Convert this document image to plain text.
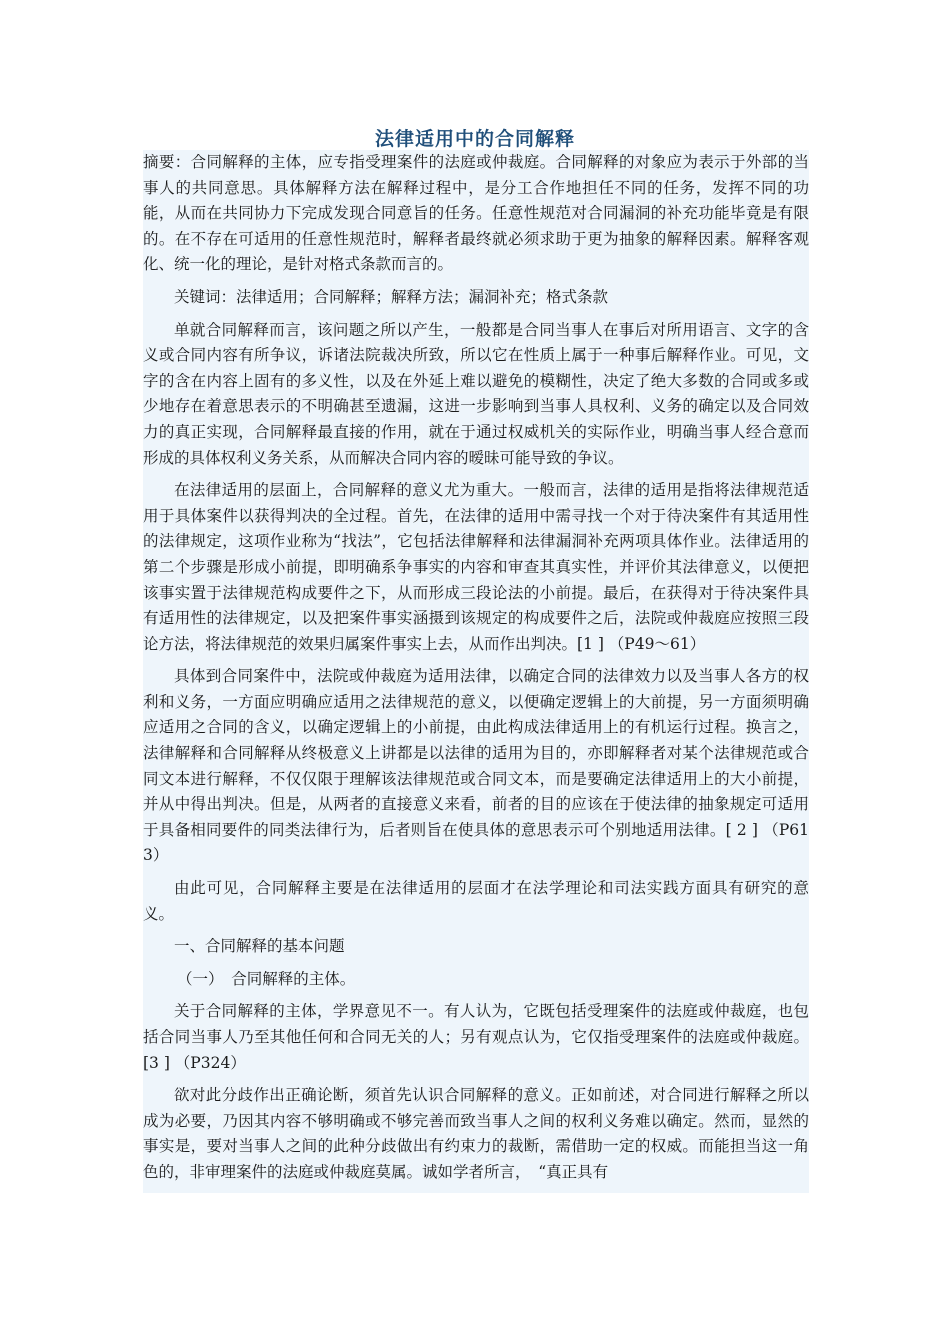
法律适用中的合同解释

摘要：合同解释的主体，应专指受理案件的法庭或仲裁庭。合同解释的对象应为表示于外部的当事人的共同意思。具体解释方法在解释过程中，是分工合作地担任不同的任务，发挥不同的功能，从而在共同协力下完成发现合同意旨的任务。任意性规范对合同漏洞的补充功能毕竟是有限的。在不存在可适用的任意性规范时，解释者最终就必须求助于更为抽象的解释因素。解释客观化、统一化的理论，是针对格式条款而言的。

关键词：法律适用；合同解释；解释方法；漏洞补充；格式条款

单就合同解释而言，该问题之所以产生，一般都是合同当事人在事后对所用语言、文字的含义或合同内容有所争议，诉诸法院裁决所致，所以它在性质上属于一种事后解释作业。可见，文字的含在内容上固有的多义性，以及在外延上难以避免的模糊性，决定了绝大多数的合同或多或少地存在着意思表示的不明确甚至遗漏，这进一步影响到当事人具权利、义务的确定以及合同效力的真正实现，合同解释最直接的作用，就在于通过权威机关的实际作业，明确当事人经合意而形成的具体权利义务关系，从而解决合同内容的暧昧可能导致的争议。

在法律适用的层面上，合同解释的意义尤为重大。一般而言，法律的适用是指将法律规范适用于具体案件以获得判决的全过程。首先，在法律的适用中需寻找一个对于待决案件有其适用性的法律规定，这项作业称为“找法”，它包括法律解释和法律漏洞补充两项具体作业。法律适用的第二个步骤是形成小前提，即明确系争事实的内容和审查其真实性，并评价其法律意义，以便把该事实置于法律规范构成要件之下，从而形成三段论法的小前提。最后，在获得对于待决案件具有适用性的法律规定，以及把案件事实涵摄到该规定的构成要件之后，法院或仲裁庭应按照三段论方法，将法律规范的效果归属案件事实上去，从而作出判决。[1 ] （P49～61）

具体到合同案件中，法院或仲裁庭为适用法律，以确定合同的法律效力以及当事人各方的权利和义务，一方面应明确应适用之法律规范的意义，以便确定逻辑上的大前提，另一方面须明确应适用之合同的含义，以确定逻辑上的小前提，由此构成法律适用上的有机运行过程。换言之，法律解释和合同解释从终极意义上讲都是以法律的适用为目的，亦即解释者对某个法律规范或合同文本进行解释，不仅仅限于理解该法律规范或合同文本，而是要确定法律适用上的大小前提，并从中得出判决。但是，从两者的直接意义来看，前者的目的应该在于使法律的抽象规定可适用于具备相同要件的同类法律行为，后者则旨在使具体的意思表示可个别地适用法律。[ 2 ] （P613）

由此可见，合同解释主要是在法律适用的层面才在法学理论和司法实践方面具有研究的意义。

一、合同解释的基本问题

（一）　合同解释的主体。

关于合同解释的主体，学界意见不一。有人认为，它既包括受理案件的法庭或仲裁庭，也包括合同当事人乃至其他任何和合同无关的人；另有观点认为，它仅指受理案件的法庭或仲裁庭。[3 ] （P324）

欲对此分歧作出正确论断，须首先认识合同解释的意义。正如前述，对合同进行解释之所以成为必要，乃因其内容不够明确或不够完善而致当事人之间的权利义务难以确定。然而，显然的事实是，要对当事人之间的此种分歧做出有约束力的裁断，需借助一定的权威。而能担当这一角色的，非审理案件的法庭或仲裁庭莫属。诚如学者所言，　“真正具有
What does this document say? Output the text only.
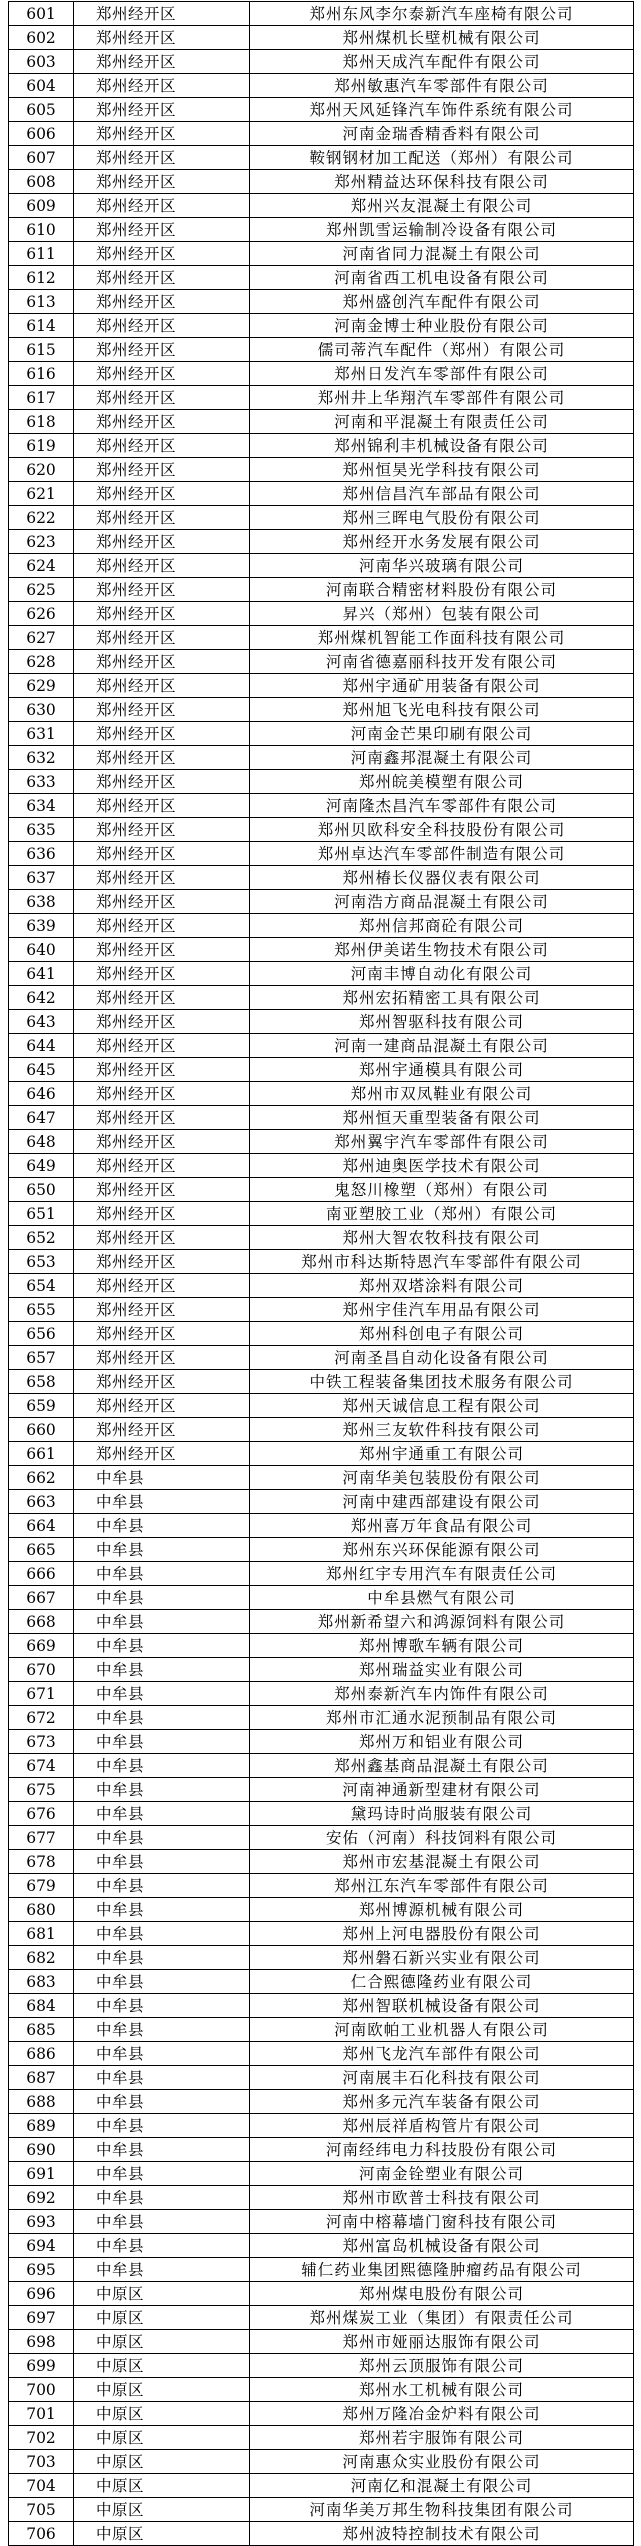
601	郑州经开区	郑州东风李尔泰新汽车座椅有限公司
602	郑州经开区	郑州煤机长壁机械有限公司
603	郑州经开区	郑州天成汽车配件有限公司
604	郑州经开区	郑州敏惠汽车零部件有限公司
605	郑州经开区	郑州天风延锋汽车饰件系统有限公司
606	郑州经开区	河南金瑞香精香料有限公司
607	郑州经开区	鞍钢钢材加工配送（郑州）有限公司
608	郑州经开区	郑州精益达环保科技有限公司
609	郑州经开区	郑州兴友混凝土有限公司
610	郑州经开区	郑州凯雪运输制冷设备有限公司
611	郑州经开区	河南省同力混凝土有限公司
612	郑州经开区	河南省西工机电设备有限公司
613	郑州经开区	郑州盛创汽车配件有限公司
614	郑州经开区	河南金博士种业股份有限公司
615	郑州经开区	儒司蒂汽车配件（郑州）有限公司
616	郑州经开区	郑州日发汽车零部件有限公司
617	郑州经开区	郑州井上华翔汽车零部件有限公司
618	郑州经开区	河南和平混凝土有限责任公司
619	郑州经开区	郑州锦利丰机械设备有限公司
620	郑州经开区	郑州恒昊光学科技有限公司
621	郑州经开区	郑州信昌汽车部品有限公司
622	郑州经开区	郑州三晖电气股份有限公司
623	郑州经开区	郑州经开水务发展有限公司
624	郑州经开区	河南华兴玻璃有限公司
625	郑州经开区	河南联合精密材料股份有限公司
626	郑州经开区	昇兴（郑州）包装有限公司
627	郑州经开区	郑州煤机智能工作面科技有限公司
628	郑州经开区	河南省德嘉丽科技开发有限公司
629	郑州经开区	郑州宇通矿用装备有限公司
630	郑州经开区	郑州旭飞光电科技有限公司
631	郑州经开区	河南金芒果印刷有限公司
632	郑州经开区	河南鑫邦混凝土有限公司
633	郑州经开区	郑州皖美模塑有限公司
634	郑州经开区	河南隆杰昌汽车零部件有限公司
635	郑州经开区	郑州贝欧科安全科技股份有限公司
636	郑州经开区	郑州卓达汽车零部件制造有限公司
637	郑州经开区	郑州椿长仪器仪表有限公司
638	郑州经开区	河南浩方商品混凝土有限公司
639	郑州经开区	郑州信邦商砼有限公司
640	郑州经开区	郑州伊美诺生物技术有限公司
641	郑州经开区	河南丰博自动化有限公司
642	郑州经开区	郑州宏拓精密工具有限公司
643	郑州经开区	郑州智驱科技有限公司
644	郑州经开区	河南一建商品混凝土有限公司
645	郑州经开区	郑州宇通模具有限公司
646	郑州经开区	郑州市双凤鞋业有限公司
647	郑州经开区	郑州恒天重型装备有限公司
648	郑州经开区	郑州翼宇汽车零部件有限公司
649	郑州经开区	郑州迪奥医学技术有限公司
650	郑州经开区	鬼怒川橡塑（郑州）有限公司
651	郑州经开区	南亚塑胶工业（郑州）有限公司
652	郑州经开区	郑州大智农牧科技有限公司
653	郑州经开区	郑州市科达斯特恩汽车零部件有限公司
654	郑州经开区	郑州双塔涂料有限公司
655	郑州经开区	郑州宇佳汽车用品有限公司
656	郑州经开区	郑州科创电子有限公司
657	郑州经开区	河南圣昌自动化设备有限公司
658	郑州经开区	中铁工程装备集团技术服务有限公司
659	郑州经开区	郑州天诚信息工程有限公司
660	郑州经开区	郑州三友软件科技有限公司
661	郑州经开区	郑州宇通重工有限公司
662	中牟县	河南华美包装股份有限公司
663	中牟县	河南中建西部建设有限公司
664	中牟县	郑州喜万年食品有限公司
665	中牟县	郑州东兴环保能源有限公司
666	中牟县	郑州红宇专用汽车有限责任公司
667	中牟县	中牟县燃气有限公司
668	中牟县	郑州新希望六和鸿源饲料有限公司
669	中牟县	郑州博歌车辆有限公司
670	中牟县	郑州瑞益实业有限公司
671	中牟县	郑州泰新汽车内饰件有限公司
672	中牟县	郑州市汇通水泥预制品有限公司
673	中牟县	郑州万和铝业有限公司
674	中牟县	郑州鑫基商品混凝土有限公司
675	中牟县	河南神通新型建材有限公司
676	中牟县	黛玛诗时尚服装有限公司
677	中牟县	安佑（河南）科技饲料有限公司
678	中牟县	郑州市宏基混凝土有限公司
679	中牟县	郑州江东汽车零部件有限公司
680	中牟县	郑州博源机械有限公司
681	中牟县	郑州上河电器股份有限公司
682	中牟县	郑州磐石新兴实业有限公司
683	中牟县	仁合熙德隆药业有限公司
684	中牟县	郑州智联机械设备有限公司
685	中牟县	河南欧帕工业机器人有限公司
686	中牟县	郑州飞龙汽车部件有限公司
687	中牟县	河南展丰石化科技有限公司
688	中牟县	郑州多元汽车装备有限公司
689	中牟县	郑州辰祥盾构管片有限公司
690	中牟县	河南经纬电力科技股份有限公司
691	中牟县	河南金铨塑业有限公司
692	中牟县	郑州市欧普士科技有限公司
693	中牟县	河南中榕幕墙门窗科技有限公司
694	中牟县	郑州富岛机械设备有限公司
695	中牟县	辅仁药业集团熙德隆肿瘤药品有限公司
696	中原区	郑州煤电股份有限公司
697	中原区	郑州煤炭工业（集团）有限责任公司
698	中原区	郑州市娅丽达服饰有限公司
699	中原区	郑州云顶服饰有限公司
700	中原区	郑州水工机械有限公司
701	中原区	郑州万隆冶金炉料有限公司
702	中原区	郑州若宇服饰有限公司
703	中原区	河南惠众实业股份有限公司
704	中原区	河南亿和混凝土有限公司
705	中原区	河南华美万邦生物科技集团有限公司
706	中原区	郑州波特控制技术有限公司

· · ·

| REQUEST |
In the records above, locate every line with the string "text" and copy it.

| SOLUTION BELOW |
Convert this document image to plain text.
What does this document say? Output the text only.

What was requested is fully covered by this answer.